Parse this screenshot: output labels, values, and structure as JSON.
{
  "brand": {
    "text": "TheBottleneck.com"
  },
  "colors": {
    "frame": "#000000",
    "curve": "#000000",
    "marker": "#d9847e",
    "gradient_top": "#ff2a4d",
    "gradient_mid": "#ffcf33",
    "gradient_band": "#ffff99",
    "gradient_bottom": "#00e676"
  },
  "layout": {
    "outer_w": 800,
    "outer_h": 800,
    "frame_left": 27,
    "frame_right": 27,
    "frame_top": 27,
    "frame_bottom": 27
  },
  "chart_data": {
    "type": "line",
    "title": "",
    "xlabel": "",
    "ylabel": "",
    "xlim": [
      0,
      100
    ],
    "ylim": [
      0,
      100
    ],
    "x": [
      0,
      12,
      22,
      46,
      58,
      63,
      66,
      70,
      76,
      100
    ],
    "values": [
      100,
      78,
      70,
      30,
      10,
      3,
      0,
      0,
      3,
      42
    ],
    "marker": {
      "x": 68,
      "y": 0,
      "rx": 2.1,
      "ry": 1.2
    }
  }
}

■ Instruction: Copy each line of the listing that contains the string "values".

■ Full solution:
Parse this screenshot: output labels, values, and structure as JSON.
    "values": [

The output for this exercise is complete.